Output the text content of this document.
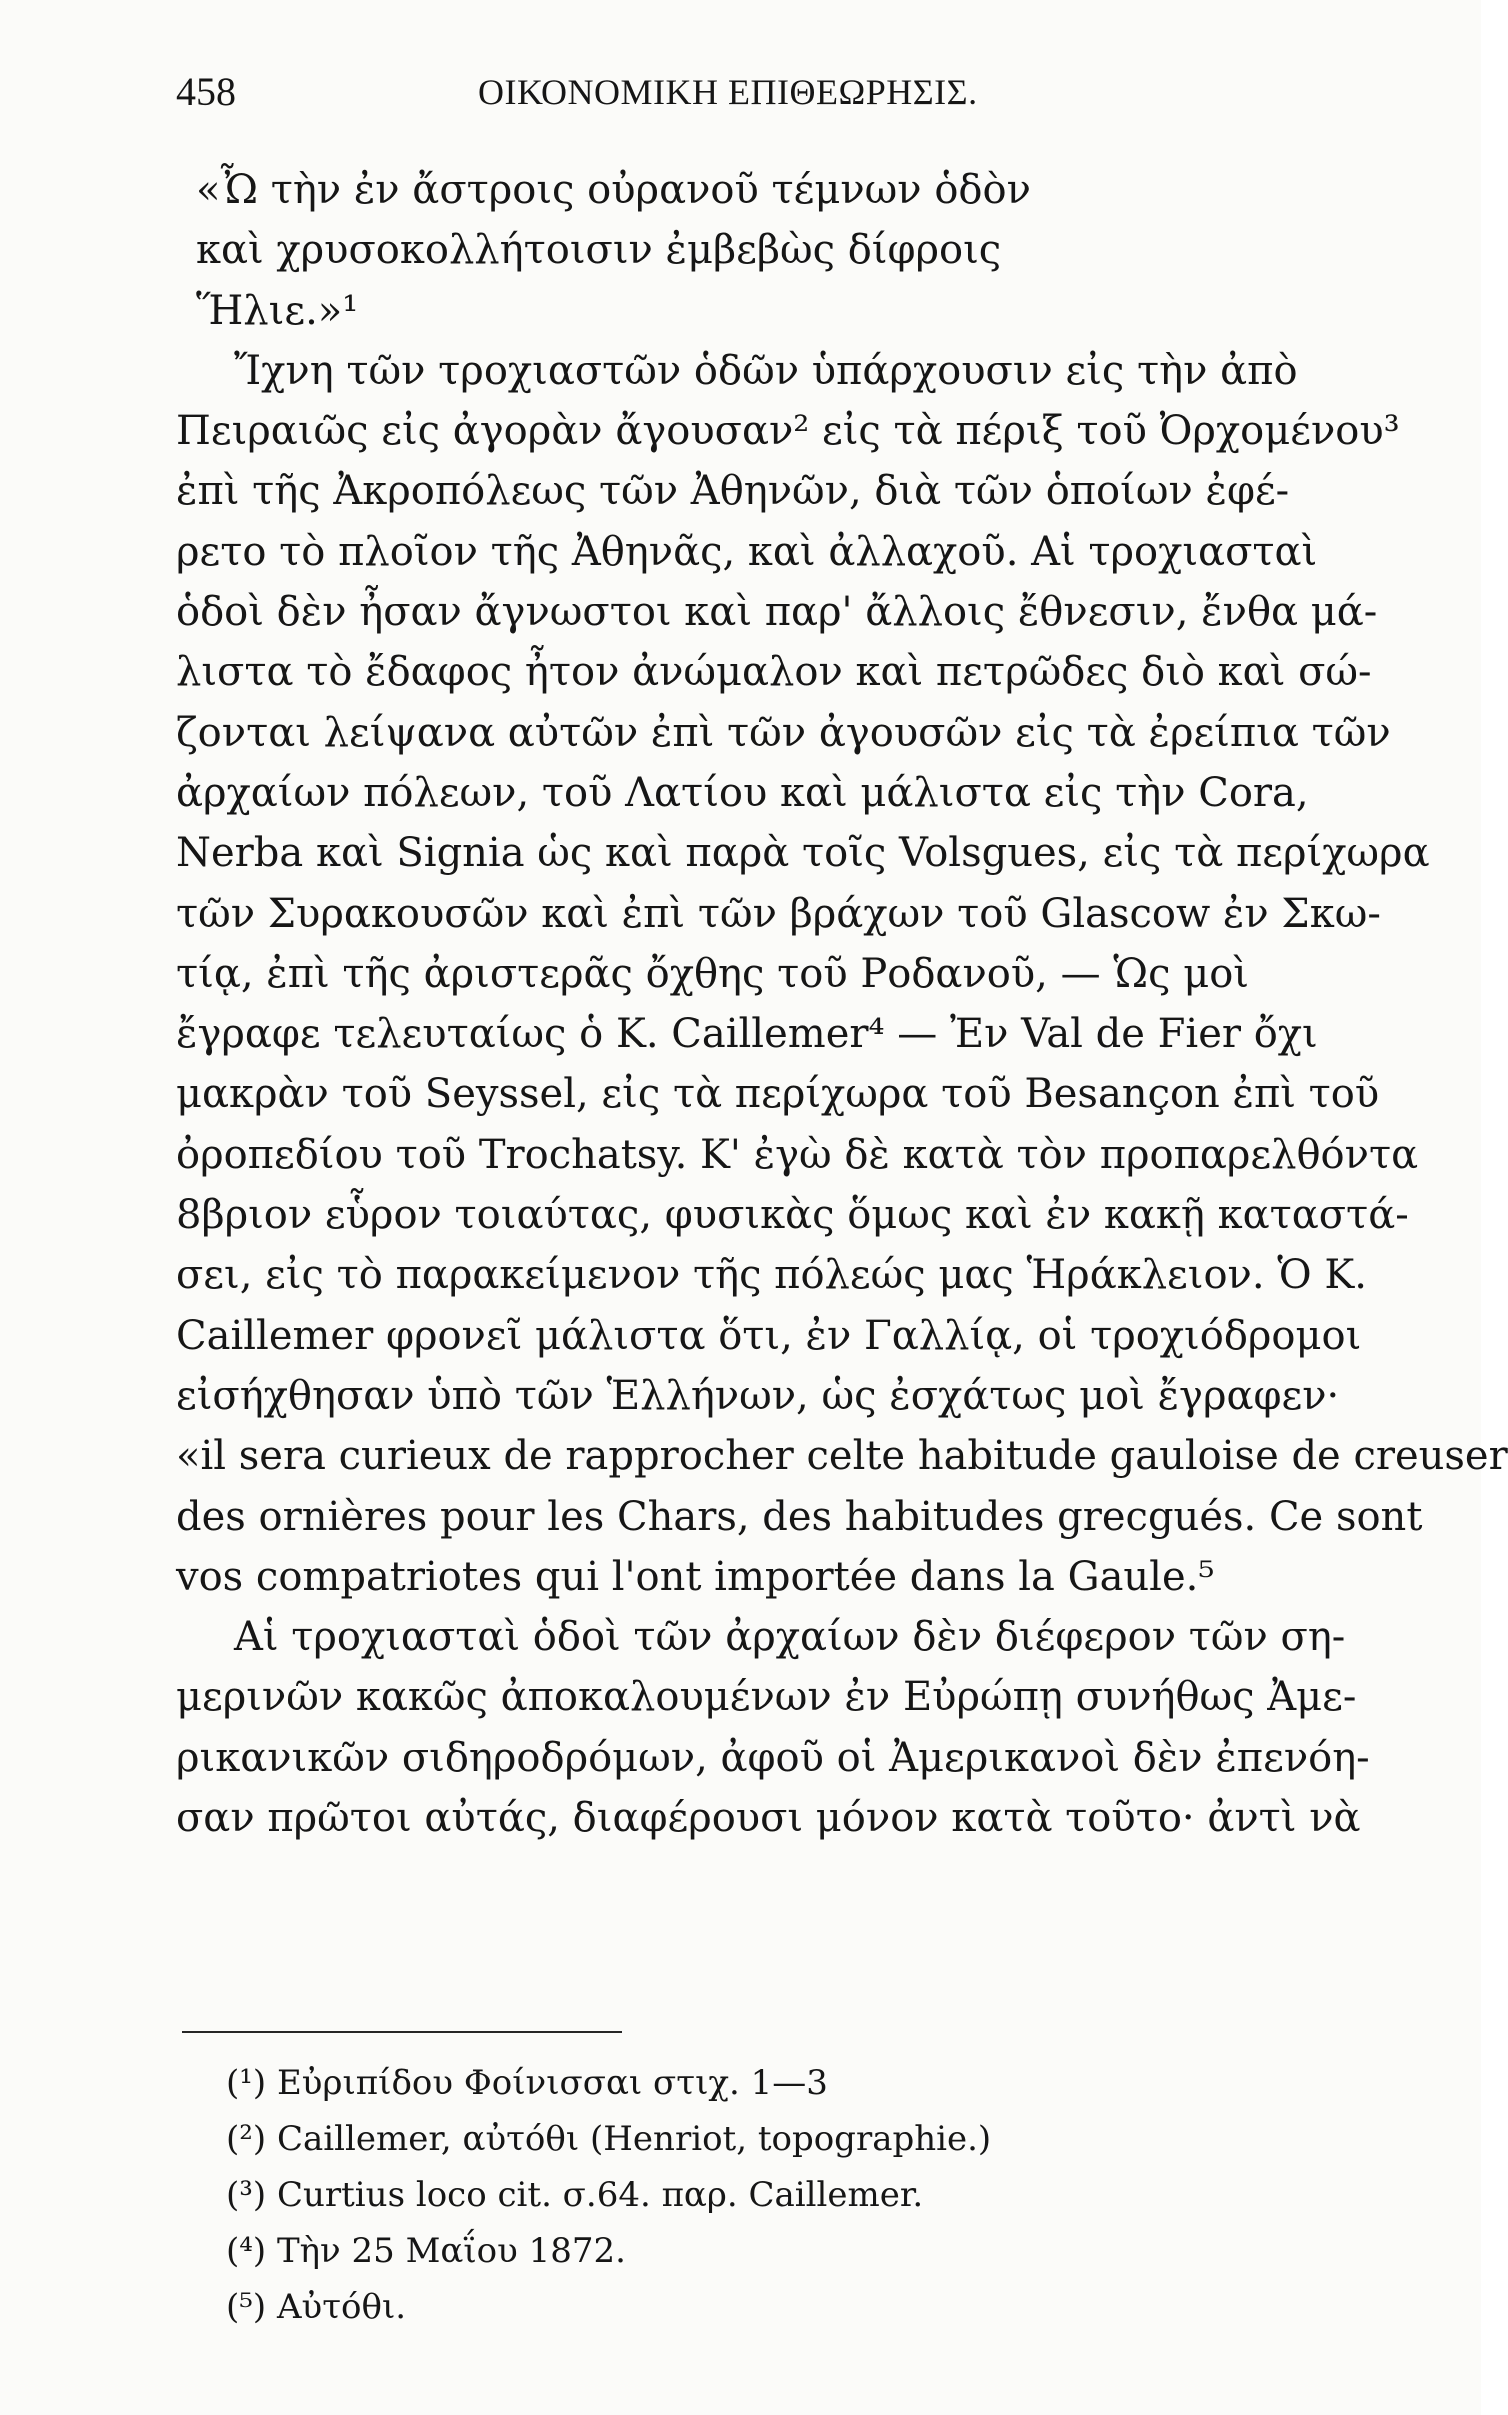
458	ΟΙΚΟΝΟΜΙΚΗ ΕΠΙΘΕΩΡΗΣΙΣ.
«Ὦ τὴν ἐν ἄστροις οὐρανοῦ τέμνων ὁδὸν
καὶ χρυσοκολλήτοισιν ἐμβεβὼς δίφροις
Ἥλιε.»¹
Ἴχνη τῶν τροχιαστῶν ὁδῶν ὑπάρχουσιν εἰς τὴν ἀπὸ
Πειραιῶς εἰς ἀγορὰν ἄγουσαν² εἰς τὰ πέριξ τοῦ Ὀρχομένου³
ἐπὶ τῆς Ἀκροπόλεως τῶν Ἀθηνῶν, διὰ τῶν ὁποίων ἐφέ-
ρετο τὸ πλοῖον τῆς Ἀθηνᾶς, καὶ ἀλλαχοῦ. Αἱ τροχιασταὶ
ὁδοὶ δὲν ἦσαν ἄγνωστοι καὶ παρ' ἄλλοις ἔθνεσιν, ἔνθα μά-
λιστα τὸ ἔδαφος ἦτον ἀνώμαλον καὶ πετρῶδες διὸ καὶ σώ-
ζονται λείψανα αὐτῶν ἐπὶ τῶν ἀγουσῶν εἰς τὰ ἐρείπια τῶν
ἀρχαίων πόλεων, τοῦ Λατίου καὶ μάλιστα εἰς τὴν Cora,
Nerba καὶ Signia ὡς καὶ παρὰ τοῖς Volsgues, εἰς τὰ περίχωρα
τῶν Συρακουσῶν καὶ ἐπὶ τῶν βράχων τοῦ Glascow ἐν Σκω-
τίᾳ, ἐπὶ τῆς ἀριστερᾶς ὄχθης τοῦ Ροδανοῦ, — Ὡς μοὶ
ἔγραφε τελευταίως ὁ Κ. Caillemer⁴ — Ἐν Val de Fier ὄχι
μακρὰν τοῦ Seyssel, εἰς τὰ περίχωρα τοῦ Besançon ἐπὶ τοῦ
ὀροπεδίου τοῦ Trochatsy. Κ' ἐγὼ δὲ κατὰ τὸν προπαρελθόντα
8βριον εὗρον τοιαύτας, φυσικὰς ὅμως καὶ ἐν κακῇ καταστά-
σει, εἰς τὸ παρακείμενον τῆς πόλεώς μας Ἡράκλειον. Ὁ Κ.
Caillemer φρονεῖ μάλιστα ὅτι, ἐν Γαλλίᾳ, οἱ τροχιόδρομοι
εἰσήχθησαν ὑπὸ τῶν Ἑλλήνων, ὡς ἐσχάτως μοὶ ἔγραφεν·
«il sera curieux de rapprocher celte habitude gauloise de creuser
des ornières pour les Chars, des habitudes grecgués. Ce sont
vos compatriotes qui l'ont importée dans la Gaule.⁵
Αἱ τροχιασταὶ ὁδοὶ τῶν ἀρχαίων δὲν διέφερον τῶν ση-
μερινῶν κακῶς ἀποκαλουμένων ἐν Εὐρώπῃ συνήθως Ἀμε-
ρικανικῶν σιδηροδρόμων, ἀφοῦ οἱ Ἀμερικανοὶ δὲν ἐπενόη-
σαν πρῶτοι αὐτάς, διαφέρουσι μόνον κατὰ τοῦτο· ἀντὶ νὰ
(¹) Εὐριπίδου Φοίνισσαι στιχ. 1—3
(²) Caillemer, αὐτόθι (Henriot, topographie.)
(³) Curtius loco cit. σ.64. παρ. Caillemer.
(⁴) Τὴν 25 Μαΐου 1872.
(⁵) Αὐτόθι.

- [Goal]: Leave the pictures out and write out every entry exactly as given.

- [Answer below]:
Output the text content of this document.
458	ΟΙΚΟΝΟΜΙΚΗ ΕΠΙΘΕΩΡΗΣΙΣ.
«Ὦ τὴν ἐν ἄστροις οὐρανοῦ τέμνων ὁδὸν
καὶ χρυσοκολλήτοισιν ἐμβεβὼς δίφροις
Ἥλιε.»¹
Ἴχνη τῶν τροχιαστῶν ὁδῶν ὑπάρχουσιν εἰς τὴν ἀπὸ
Πειραιῶς εἰς ἀγορὰν ἄγουσαν² εἰς τὰ πέριξ τοῦ Ὀρχομένου³
ἐπὶ τῆς Ἀκροπόλεως τῶν Ἀθηνῶν, διὰ τῶν ὁποίων ἐφέ-
ρετο τὸ πλοῖον τῆς Ἀθηνᾶς, καὶ ἀλλαχοῦ. Αἱ τροχιασταὶ
ὁδοὶ δὲν ἦσαν ἄγνωστοι καὶ παρ' ἄλλοις ἔθνεσιν, ἔνθα μά-
λιστα τὸ ἔδαφος ἦτον ἀνώμαλον καὶ πετρῶδες διὸ καὶ σώ-
ζονται λείψανα αὐτῶν ἐπὶ τῶν ἀγουσῶν εἰς τὰ ἐρείπια τῶν
ἀρχαίων πόλεων, τοῦ Λατίου καὶ μάλιστα εἰς τὴν Cora,
Nerba καὶ Signia ὡς καὶ παρὰ τοῖς Volsgues, εἰς τὰ περίχωρα
τῶν Συρακουσῶν καὶ ἐπὶ τῶν βράχων τοῦ Glascow ἐν Σκω-
τίᾳ, ἐπὶ τῆς ἀριστερᾶς ὄχθης τοῦ Ροδανοῦ, — Ὡς μοὶ
ἔγραφε τελευταίως ὁ Κ. Caillemer⁴ — Ἐν Val de Fier ὄχι
μακρὰν τοῦ Seyssel, εἰς τὰ περίχωρα τοῦ Besançon ἐπὶ τοῦ
ὀροπεδίου τοῦ Trochatsy. Κ' ἐγὼ δὲ κατὰ τὸν προπαρελθόντα
8βριον εὗρον τοιαύτας, φυσικὰς ὅμως καὶ ἐν κακῇ καταστά-
σει, εἰς τὸ παρακείμενον τῆς πόλεώς μας Ἡράκλειον. Ὁ Κ.
Caillemer φρονεῖ μάλιστα ὅτι, ἐν Γαλλίᾳ, οἱ τροχιόδρομοι
εἰσήχθησαν ὑπὸ τῶν Ἑλλήνων, ὡς ἐσχάτως μοὶ ἔγραφεν·
«il sera curieux de rapprocher celte habitude gauloise de creuser
des ornières pour les Chars, des habitudes grecgués. Ce sont
vos compatriotes qui l'ont importée dans la Gaule.⁵
Αἱ τροχιασταὶ ὁδοὶ τῶν ἀρχαίων δὲν διέφερον τῶν ση-
μερινῶν κακῶς ἀποκαλουμένων ἐν Εὐρώπῃ συνήθως Ἀμε-
ρικανικῶν σιδηροδρόμων, ἀφοῦ οἱ Ἀμερικανοὶ δὲν ἐπενόη-
σαν πρῶτοι αὐτάς, διαφέρουσι μόνον κατὰ τοῦτο· ἀντὶ νὰ
(¹) Εὐριπίδου Φοίνισσαι στιχ. 1—3
(²) Caillemer, αὐτόθι (Henriot, topographie.)
(³) Curtius loco cit. σ.64. παρ. Caillemer.
(⁴) Τὴν 25 Μαΐου 1872.
(⁵) Αὐτόθι.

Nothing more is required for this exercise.